— Records from a collection —
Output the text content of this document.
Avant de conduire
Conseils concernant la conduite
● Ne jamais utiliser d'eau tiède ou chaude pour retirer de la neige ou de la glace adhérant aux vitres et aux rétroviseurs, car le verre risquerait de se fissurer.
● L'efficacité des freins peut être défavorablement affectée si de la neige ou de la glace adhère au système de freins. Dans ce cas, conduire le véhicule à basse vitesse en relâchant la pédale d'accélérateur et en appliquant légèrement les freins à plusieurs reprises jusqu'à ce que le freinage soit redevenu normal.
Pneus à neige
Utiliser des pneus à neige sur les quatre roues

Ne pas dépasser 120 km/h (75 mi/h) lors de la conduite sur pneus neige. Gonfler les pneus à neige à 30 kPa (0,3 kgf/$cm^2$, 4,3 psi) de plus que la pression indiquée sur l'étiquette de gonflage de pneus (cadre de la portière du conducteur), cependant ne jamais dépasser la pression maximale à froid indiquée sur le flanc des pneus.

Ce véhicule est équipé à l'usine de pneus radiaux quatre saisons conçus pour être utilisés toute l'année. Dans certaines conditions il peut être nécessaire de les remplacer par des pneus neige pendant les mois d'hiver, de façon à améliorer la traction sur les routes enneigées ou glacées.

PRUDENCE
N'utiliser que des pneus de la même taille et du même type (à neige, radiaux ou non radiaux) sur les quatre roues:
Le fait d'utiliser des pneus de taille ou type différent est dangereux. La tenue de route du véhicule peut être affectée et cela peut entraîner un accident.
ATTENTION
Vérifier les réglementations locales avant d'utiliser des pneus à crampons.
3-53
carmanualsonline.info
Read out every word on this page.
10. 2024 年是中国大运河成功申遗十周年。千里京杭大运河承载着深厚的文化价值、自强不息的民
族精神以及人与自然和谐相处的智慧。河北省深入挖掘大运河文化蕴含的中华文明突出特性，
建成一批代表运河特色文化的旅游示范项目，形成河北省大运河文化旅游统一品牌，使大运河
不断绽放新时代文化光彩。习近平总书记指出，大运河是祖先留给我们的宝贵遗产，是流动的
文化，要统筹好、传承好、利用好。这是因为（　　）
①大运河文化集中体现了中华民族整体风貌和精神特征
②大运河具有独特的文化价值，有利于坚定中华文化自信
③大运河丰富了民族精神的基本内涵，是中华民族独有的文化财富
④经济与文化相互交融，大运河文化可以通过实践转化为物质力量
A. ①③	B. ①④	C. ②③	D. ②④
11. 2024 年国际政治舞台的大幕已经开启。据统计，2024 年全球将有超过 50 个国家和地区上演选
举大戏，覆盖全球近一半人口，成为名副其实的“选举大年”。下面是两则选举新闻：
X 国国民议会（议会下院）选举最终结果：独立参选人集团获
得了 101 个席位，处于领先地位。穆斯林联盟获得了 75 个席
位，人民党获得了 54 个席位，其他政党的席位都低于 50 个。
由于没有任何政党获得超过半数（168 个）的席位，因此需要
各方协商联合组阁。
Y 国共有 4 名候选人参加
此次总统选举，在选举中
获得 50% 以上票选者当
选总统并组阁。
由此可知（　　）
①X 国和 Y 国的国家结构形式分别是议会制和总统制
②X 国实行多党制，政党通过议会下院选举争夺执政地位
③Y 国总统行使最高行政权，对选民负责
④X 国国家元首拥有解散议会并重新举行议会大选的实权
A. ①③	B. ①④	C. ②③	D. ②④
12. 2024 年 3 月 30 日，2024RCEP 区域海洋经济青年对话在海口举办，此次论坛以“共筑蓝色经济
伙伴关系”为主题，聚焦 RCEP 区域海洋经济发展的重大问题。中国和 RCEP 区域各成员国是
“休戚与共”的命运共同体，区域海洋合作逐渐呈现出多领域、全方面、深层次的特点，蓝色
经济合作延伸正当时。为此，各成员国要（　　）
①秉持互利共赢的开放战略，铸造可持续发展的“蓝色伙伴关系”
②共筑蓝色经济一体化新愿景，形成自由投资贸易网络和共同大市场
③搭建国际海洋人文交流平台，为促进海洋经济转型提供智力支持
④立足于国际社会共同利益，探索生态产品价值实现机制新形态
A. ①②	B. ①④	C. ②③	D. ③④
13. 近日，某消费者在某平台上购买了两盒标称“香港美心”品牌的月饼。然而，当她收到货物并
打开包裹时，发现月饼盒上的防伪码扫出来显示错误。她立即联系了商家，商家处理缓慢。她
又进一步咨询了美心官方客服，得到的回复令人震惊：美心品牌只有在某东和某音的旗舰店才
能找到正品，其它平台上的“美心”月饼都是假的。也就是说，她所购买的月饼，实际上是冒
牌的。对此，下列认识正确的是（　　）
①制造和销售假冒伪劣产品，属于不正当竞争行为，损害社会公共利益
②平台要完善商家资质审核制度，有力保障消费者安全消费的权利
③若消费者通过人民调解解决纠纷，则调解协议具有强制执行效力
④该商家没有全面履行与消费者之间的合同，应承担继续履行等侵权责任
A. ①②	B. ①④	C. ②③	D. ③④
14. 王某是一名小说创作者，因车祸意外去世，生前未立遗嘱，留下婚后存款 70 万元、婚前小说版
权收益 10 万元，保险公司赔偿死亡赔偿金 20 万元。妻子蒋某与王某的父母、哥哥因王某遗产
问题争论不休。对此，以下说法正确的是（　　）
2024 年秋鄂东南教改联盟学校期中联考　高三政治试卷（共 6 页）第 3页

— Required task —
Extract each line from the listing that holds the word "jamais".

— Output of the exercise —
● Ne jamais utiliser d'eau tiède ou chaude pour retirer de la neige ou de la glace adhérant aux vitres et aux rétroviseurs, car le verre risquerait de se fissurer.
Ne pas dépasser 120 km/h (75 mi/h) lors de la conduite sur pneus neige. Gonfler les pneus à neige à 30 kPa (0,3 kgf/$cm^2$, 4,3 psi) de plus que la pression indiquée sur l'étiquette de gonflage de pneus (cadre de la portière du conducteur), cependant ne jamais dépasser la pression maximale à froid indiquée sur le flanc des pneus.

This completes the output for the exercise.